## DO THIS
Check every line of the entries that follow, and copy the ones containing "document".

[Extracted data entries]
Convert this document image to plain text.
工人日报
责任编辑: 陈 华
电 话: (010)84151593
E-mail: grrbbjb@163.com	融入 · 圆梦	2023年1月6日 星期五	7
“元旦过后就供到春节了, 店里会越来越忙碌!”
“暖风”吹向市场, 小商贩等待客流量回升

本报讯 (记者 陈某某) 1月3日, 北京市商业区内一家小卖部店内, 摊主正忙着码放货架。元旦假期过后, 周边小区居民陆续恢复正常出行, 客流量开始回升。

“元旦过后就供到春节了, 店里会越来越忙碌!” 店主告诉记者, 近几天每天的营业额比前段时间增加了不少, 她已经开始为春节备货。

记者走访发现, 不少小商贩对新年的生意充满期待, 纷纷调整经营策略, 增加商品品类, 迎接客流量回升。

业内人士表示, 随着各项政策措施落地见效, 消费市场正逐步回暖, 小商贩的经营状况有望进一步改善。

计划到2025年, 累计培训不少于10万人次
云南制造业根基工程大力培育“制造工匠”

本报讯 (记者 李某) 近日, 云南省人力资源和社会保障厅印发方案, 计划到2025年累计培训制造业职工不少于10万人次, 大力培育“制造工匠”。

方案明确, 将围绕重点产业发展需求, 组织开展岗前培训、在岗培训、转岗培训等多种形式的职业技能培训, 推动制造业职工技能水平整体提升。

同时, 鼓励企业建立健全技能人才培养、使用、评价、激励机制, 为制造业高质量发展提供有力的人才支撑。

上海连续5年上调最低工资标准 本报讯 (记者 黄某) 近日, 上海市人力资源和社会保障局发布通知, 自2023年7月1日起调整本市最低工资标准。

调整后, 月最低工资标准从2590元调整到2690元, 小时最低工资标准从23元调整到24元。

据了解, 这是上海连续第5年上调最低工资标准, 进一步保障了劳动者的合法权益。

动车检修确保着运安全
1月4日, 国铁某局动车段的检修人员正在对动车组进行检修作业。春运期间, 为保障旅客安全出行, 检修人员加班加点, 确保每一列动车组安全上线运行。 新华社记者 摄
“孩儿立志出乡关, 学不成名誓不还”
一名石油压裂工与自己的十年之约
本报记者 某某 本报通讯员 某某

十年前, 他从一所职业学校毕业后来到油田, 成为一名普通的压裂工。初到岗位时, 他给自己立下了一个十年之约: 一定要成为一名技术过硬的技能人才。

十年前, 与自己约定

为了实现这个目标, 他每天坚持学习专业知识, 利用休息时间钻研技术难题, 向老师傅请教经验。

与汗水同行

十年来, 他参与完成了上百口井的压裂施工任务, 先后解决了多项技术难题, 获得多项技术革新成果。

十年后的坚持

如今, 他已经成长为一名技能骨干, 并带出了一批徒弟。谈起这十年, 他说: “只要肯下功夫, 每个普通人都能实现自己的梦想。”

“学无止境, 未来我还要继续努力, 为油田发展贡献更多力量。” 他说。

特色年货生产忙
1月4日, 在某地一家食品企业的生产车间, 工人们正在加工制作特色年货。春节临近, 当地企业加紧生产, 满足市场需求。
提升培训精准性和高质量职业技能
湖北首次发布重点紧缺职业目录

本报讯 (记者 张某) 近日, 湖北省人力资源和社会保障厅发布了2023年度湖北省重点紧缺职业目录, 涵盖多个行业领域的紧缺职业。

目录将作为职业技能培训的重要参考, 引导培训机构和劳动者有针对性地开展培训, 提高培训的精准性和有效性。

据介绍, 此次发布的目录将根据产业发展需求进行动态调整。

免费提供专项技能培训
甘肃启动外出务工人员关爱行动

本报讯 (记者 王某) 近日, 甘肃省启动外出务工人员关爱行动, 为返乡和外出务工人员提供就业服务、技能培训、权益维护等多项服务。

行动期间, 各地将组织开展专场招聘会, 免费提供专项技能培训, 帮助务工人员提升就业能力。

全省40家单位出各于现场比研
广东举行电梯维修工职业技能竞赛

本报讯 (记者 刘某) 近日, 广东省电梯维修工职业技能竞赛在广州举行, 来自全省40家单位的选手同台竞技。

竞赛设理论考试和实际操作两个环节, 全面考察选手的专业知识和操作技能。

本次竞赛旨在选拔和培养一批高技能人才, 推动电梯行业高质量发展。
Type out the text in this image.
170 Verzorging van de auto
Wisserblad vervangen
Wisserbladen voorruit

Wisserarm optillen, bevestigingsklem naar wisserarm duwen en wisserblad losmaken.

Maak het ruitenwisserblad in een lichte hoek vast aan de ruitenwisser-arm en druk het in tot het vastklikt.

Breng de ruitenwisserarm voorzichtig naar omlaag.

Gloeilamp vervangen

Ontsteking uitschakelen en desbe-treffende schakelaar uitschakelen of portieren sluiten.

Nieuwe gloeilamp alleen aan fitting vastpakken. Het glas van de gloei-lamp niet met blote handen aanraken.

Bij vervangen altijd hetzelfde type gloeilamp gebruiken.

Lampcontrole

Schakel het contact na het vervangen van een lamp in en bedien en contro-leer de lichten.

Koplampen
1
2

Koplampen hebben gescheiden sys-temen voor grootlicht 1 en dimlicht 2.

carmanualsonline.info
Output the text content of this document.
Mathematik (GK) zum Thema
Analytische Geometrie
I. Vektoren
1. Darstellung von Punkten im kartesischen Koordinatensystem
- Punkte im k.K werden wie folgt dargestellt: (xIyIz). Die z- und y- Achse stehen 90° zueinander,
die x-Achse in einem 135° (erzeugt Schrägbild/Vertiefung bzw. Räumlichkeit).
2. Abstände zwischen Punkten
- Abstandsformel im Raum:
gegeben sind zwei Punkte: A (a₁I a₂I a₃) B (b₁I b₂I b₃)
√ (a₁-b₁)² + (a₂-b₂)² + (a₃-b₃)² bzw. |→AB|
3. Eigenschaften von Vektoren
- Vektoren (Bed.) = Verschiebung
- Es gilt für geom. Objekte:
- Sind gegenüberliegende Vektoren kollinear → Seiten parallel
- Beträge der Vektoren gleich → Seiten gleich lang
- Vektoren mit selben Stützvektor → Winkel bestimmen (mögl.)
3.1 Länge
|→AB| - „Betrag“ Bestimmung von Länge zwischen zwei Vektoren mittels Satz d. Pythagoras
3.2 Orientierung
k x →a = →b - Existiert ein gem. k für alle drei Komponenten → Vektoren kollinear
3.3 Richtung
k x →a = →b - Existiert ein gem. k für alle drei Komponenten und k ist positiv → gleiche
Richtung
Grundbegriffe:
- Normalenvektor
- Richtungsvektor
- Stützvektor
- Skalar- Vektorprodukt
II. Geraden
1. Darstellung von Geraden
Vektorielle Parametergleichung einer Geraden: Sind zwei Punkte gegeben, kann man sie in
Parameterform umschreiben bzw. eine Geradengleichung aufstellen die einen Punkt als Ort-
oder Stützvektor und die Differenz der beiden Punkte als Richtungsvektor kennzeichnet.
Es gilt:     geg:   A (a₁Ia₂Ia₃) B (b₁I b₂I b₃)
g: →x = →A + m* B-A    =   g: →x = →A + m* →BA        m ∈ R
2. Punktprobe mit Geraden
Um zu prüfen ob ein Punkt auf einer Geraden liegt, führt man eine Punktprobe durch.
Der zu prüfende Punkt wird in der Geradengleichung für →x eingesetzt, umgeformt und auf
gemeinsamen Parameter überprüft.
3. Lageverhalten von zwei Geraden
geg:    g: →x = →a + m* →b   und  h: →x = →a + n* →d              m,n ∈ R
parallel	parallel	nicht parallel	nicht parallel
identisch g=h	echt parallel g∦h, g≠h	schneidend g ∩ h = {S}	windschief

## RESULT FOR THIS EXERCISE
Convert this document image to plain text.
Output the text content of this document.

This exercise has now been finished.